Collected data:
+---+

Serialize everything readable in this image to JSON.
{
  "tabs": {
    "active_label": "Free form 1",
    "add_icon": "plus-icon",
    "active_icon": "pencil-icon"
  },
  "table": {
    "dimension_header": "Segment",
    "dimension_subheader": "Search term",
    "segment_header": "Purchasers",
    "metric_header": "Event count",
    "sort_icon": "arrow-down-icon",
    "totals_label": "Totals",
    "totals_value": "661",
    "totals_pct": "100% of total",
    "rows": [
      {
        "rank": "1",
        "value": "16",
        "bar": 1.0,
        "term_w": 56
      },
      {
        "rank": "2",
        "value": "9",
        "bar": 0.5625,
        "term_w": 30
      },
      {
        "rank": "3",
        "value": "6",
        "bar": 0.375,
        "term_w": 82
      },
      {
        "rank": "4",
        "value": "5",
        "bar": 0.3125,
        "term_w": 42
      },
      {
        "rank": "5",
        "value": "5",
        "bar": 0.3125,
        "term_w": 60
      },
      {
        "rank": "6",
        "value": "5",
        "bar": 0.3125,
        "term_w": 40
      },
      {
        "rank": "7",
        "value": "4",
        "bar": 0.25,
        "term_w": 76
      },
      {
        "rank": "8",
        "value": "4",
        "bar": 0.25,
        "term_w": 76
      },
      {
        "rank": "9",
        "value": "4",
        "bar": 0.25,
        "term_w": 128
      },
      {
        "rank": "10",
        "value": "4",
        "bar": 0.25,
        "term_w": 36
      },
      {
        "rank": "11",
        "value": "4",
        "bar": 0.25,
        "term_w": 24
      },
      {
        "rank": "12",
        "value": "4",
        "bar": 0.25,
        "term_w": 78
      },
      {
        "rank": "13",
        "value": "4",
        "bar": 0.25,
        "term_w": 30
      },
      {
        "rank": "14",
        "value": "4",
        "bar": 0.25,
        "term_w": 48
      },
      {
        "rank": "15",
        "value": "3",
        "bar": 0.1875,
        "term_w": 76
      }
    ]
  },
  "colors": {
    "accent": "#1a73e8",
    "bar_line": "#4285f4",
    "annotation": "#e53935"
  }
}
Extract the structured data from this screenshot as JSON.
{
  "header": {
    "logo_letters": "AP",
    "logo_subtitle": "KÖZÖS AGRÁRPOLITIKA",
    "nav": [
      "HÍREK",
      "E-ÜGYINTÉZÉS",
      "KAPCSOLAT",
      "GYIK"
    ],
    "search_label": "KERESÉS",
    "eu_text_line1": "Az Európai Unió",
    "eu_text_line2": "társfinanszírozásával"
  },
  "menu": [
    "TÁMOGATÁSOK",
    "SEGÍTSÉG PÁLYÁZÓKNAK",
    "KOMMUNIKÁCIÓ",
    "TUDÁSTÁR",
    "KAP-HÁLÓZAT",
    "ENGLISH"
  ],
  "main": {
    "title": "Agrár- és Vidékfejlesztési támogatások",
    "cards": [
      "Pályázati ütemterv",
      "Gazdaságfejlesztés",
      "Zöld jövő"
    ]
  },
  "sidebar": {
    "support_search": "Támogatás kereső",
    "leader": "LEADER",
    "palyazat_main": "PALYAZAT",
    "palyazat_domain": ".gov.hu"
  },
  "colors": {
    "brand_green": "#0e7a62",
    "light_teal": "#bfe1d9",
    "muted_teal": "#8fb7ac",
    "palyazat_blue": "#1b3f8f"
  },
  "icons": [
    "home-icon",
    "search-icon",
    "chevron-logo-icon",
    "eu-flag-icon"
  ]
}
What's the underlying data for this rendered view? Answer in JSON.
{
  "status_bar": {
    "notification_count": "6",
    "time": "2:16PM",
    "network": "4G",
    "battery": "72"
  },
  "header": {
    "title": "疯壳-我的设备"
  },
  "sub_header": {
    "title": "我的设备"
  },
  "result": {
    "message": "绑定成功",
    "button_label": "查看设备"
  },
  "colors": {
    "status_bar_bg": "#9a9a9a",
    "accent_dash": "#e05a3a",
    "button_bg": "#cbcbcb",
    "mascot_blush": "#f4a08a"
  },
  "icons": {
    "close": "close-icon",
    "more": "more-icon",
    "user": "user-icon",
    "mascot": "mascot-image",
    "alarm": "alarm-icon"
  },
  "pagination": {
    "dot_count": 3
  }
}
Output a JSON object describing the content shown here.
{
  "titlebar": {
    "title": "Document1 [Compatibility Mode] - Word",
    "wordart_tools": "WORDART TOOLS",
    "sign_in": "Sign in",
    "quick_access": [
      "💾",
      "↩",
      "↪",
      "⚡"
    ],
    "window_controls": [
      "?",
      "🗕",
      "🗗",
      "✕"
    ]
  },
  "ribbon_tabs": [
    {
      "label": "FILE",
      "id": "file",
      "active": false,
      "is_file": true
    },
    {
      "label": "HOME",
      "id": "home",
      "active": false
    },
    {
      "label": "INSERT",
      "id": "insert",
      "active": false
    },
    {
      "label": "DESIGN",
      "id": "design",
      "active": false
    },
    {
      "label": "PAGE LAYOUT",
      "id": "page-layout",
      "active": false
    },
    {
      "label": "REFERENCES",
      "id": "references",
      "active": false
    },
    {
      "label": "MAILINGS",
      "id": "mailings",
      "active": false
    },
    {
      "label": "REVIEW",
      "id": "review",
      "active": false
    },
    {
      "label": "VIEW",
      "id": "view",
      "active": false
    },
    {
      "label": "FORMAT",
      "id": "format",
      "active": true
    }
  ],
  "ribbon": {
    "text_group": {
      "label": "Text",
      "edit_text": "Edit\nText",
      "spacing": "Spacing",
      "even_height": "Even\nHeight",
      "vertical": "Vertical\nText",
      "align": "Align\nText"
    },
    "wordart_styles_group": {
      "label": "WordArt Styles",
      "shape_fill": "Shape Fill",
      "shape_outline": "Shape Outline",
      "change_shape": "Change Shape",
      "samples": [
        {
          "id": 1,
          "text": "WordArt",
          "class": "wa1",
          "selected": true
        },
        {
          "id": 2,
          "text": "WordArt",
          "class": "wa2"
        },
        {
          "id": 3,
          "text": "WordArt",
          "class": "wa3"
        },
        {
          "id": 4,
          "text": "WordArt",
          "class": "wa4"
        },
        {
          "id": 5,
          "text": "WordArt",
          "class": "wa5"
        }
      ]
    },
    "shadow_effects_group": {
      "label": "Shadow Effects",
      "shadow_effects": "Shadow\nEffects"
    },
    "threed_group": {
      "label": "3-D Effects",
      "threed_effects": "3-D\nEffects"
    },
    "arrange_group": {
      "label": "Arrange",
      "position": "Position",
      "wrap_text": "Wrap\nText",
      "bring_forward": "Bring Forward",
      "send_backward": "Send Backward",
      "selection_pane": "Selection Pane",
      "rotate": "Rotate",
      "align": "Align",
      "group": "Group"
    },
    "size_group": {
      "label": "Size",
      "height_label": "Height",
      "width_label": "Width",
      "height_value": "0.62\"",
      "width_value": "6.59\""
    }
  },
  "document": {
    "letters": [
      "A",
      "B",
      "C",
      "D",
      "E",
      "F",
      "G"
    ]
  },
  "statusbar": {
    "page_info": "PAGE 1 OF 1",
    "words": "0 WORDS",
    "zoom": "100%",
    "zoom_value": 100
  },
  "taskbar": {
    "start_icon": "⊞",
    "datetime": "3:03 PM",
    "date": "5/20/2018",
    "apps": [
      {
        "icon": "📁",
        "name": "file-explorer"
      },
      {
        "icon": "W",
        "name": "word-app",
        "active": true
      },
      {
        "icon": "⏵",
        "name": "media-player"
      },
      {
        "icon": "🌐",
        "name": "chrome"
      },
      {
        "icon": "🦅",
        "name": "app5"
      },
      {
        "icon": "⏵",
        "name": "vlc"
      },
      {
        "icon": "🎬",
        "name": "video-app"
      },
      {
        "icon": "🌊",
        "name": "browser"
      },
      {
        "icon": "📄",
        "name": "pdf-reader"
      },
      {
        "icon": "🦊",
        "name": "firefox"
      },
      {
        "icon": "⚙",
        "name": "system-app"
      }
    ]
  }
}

+---+

What is asked:
Identify every line above that includes the word "nEffects", and show those lines.

Solution to the problem:
      "shadow_effects": "Shadow\nEffects"
      "threed_effects": "3-D\nEffects"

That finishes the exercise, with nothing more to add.